- [EXTRACT PROVIDED]
Victor Nogueira (born July 17, 1959 in Mozambique) is a retired American soccer goalkeeper. Nogueira spent six seasons in the North American Soccer League, but gained his greatest recognition in over twenty seasons in three indoor leagues, the Major Indoor Soccer League, National Professional Soccer League and the second Major Indoor Soccer League. He was also a member of the U.S. futsal team which took second place at the 1992 FIFA Futsal World Championship, and he is the father of FC Kansas City and United States forward Casey Loyd. He was elected to the Indoor Soccer Hall of Fame in 2011.

Outdoor soccer

Early career
Nogueira was born in Maputo, Mozambique, but was raised in South Africa. In 1974, when he was fifteen, Nogueira signed with Rangers, a South African club based in Johannesburg. While he gained his fame as a goalkeeper, he began his career as a forward. In his first season with Rangers as a keeper, he was switched to forward for the last 10 games and scored 10 goals. He was traded Newcastle United to England and played on the reserves for 6 months prior to Joining the Atlanta Chiefs.

NASL
In 1979, Nogueira moved to the Atlanta Chiefs of the North American Soccer League (NASL). He spent at least two seasons in Atlanta before moving to the Montreal Manic. No statistics exist for the 1981 season. Nogueira suffered significant injuries at times during his career, so he may have lost that season due to injuries. Nogueira played nineteen games with the Montreal Manic in 1982, then moved to the Chicago Sting for the 1983 and 1984 NASL seasons. Nogueira and the Sting won the 1984 NASL title, the last year the league existed.

Indoor soccer

NASL
In 1979–80, the NASL held an indoor season. The Chiefs won the Eastern Division before falling to the Tampa Bay Rowdies in the playoffs. Nogueira was the second leading goalkeeper.

MISL
The NASL had planned a 1984–1985 indoor season, but cancelled it. When the league subsequently cancelled its 1985 outdoor season and folded, the Chicago Sting jumped to the Major Indoor Soccer League (MISL). In 1986, the Sting traded Nogueira to the Cleveland Force for Cris Vaccaro. The Force folded at the end of the 1987–1988 season and Nogueira moved to the San Diego Sockers.

- [DATA EXTRACT]

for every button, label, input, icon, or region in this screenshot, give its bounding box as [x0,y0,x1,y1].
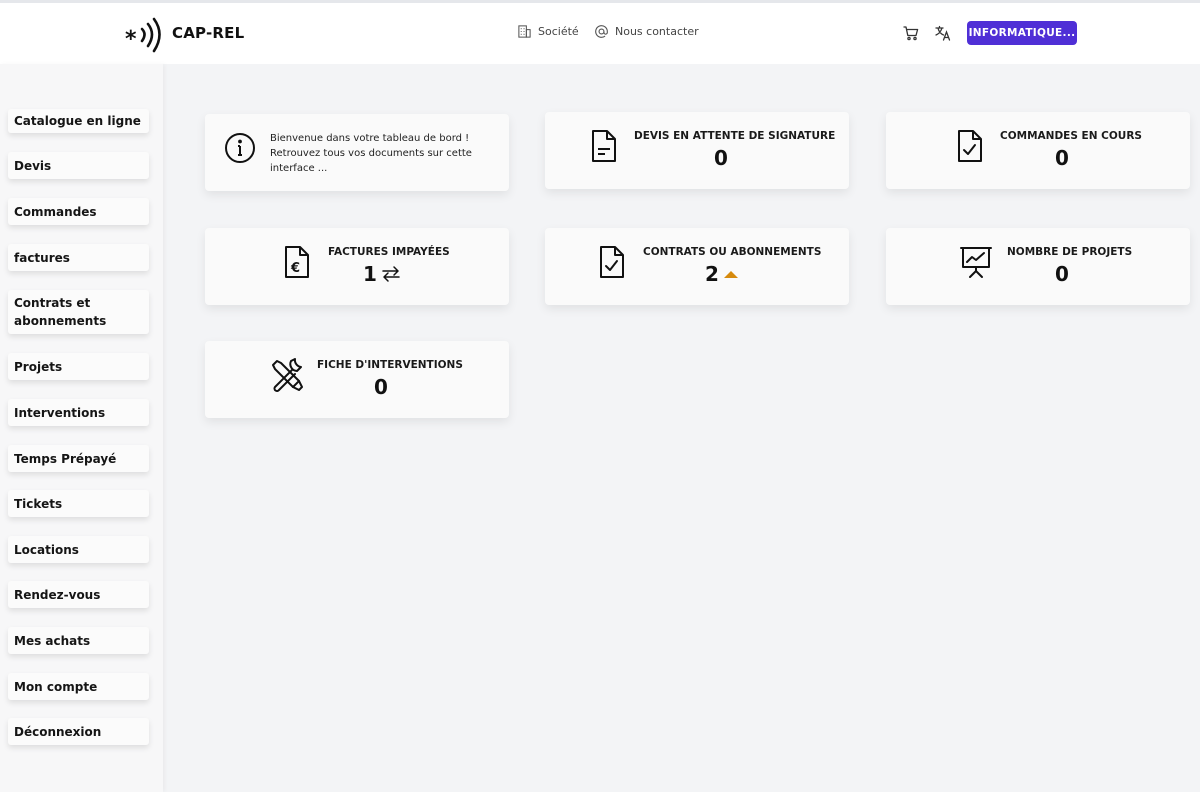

- [TASKS AND EXERCISES]
A. Name every North American Soccer League club that Victor Nogueira played for, according to the biography of Victor Nogueira.
B. Extend the biography of Victor Nogueira from its final sentence.

- [RESULTS FOR EACH TASK]
A. Atlanta Chiefs, Montreal Manic, Chicago Sting

B.
When he arrived in San Diego, Nogueira joined a championship team who had Zoltán Tóth, the top goalkeeper in the league. Nogueira quickly supplanted Toth as the team's starting goalkeeper as the Sockers won 1988–1989 MISL title. Nogueira was also named the MISL Goalkeeper of the Year. The Sockers repeated as champions every season through 1991–1992 as Nogueira was a three-time Goalkeeper of the Year. The league folded at the end of the season and the Sockers moved to the Continental Indoor Soccer League. Nogueira did not make that move, but jumped to the Milwaukee Wave of the National Professional Soccer League (NPSL). Although thirty-two at the time, Nogueira would spend the next eleven years with the Wave.

NPSL
During his eleven seasons in Milwaukee, Nogeuira won another three titles as the Wave won 1997–1998, 1999–2000 and 2000–2001 championships. In addition to winning the title in 1998, Nogueira was named the league MVP, playoff MVP, All-Star MVP, and Goalkeeper of the Year and first team All Star.  He was the first indoor soccer player ever to reach 40,000 career minutes.

MISL II
On October 2, 2003, Nogueira signed a one-year contract with San Diego Sockers which was now competing in a new Major Indoor Soccer League (MISL). The Sockers began the 2004–2005 season, but folded after ten games. On January 5, 2005, the Baltimore Blast selected Nogueira in the third round of the MISL Dispersal Draft following the folding of the Sockers.  Nogueira chose to retire instead.

Futsal
Nogueira earned sixteen caps with the U.S. National Futsal team from 1992 to 2000.  The team gained its greatest success in 1992 when it took second place at FIFA Futsal World Championship. Nogueira was named both as the top goalkeeper of the tournament and to the first team all-tournament team. While the U.S. did not place in the 1996 tournament, Nogueira was selected as an honorable mention All Tournament. In 2000, the U.S. placed third at the CONCACAF Tournament, but only the top two teams qualified for the World Championship. Nogueira retired from the futsal team following the CONCACAF Tournament.

Coaching
Since his retirement from playing, Nogueira has coached professional teams, college teams and a youth soccer club. His daughter Casey currently plays in the National Women's Soccer League with FC Kansas City, and has also played for the United States women's national soccer team. Casey's husband Zach Loyd played in Major League Soccer for FC Dallas. Nogueira also coaches the Torrey Pines High School Freshman soccer team.
2010 – Victor moved to Orange County and coaches with West Coast Futbul Club.  In 2018, Nogueira became the goalkeeping coach for Orange County Soccer Club playing in USL Championship.

Honors
Championships
 NASL: 1984
 MISL: 1989, 1990, 1991, 1992
 NPSL: 1998, 2000, 2001

MVP
 MISL: 1991, 1992
 NPSL: 1996, 1998

Goalkeeper of the Year
 MISL: 1989, 1991
 NPSL: 1994, 1996, 1997, 1998, 1999, 2000, 2001
 MISL II: 2002, 2003

Championship MVP
 MISL: 1989
 NPSL: 1998

All Star Game MVP
 NPSL: 1998

First team All Star
 MISL: 1990, 1991
 NPSL: 1994, 1997, 1998, 1999,
 MISL II: 2002, 2003

FIFA FUTSAL Championship
 First Team All-World: 1992
 Honorable Mention All World: 1996
 Best Goalkeeper: 1992

References

External links
 San Diego Sockers profile
 San Diego United-Tribune article on Nogueira.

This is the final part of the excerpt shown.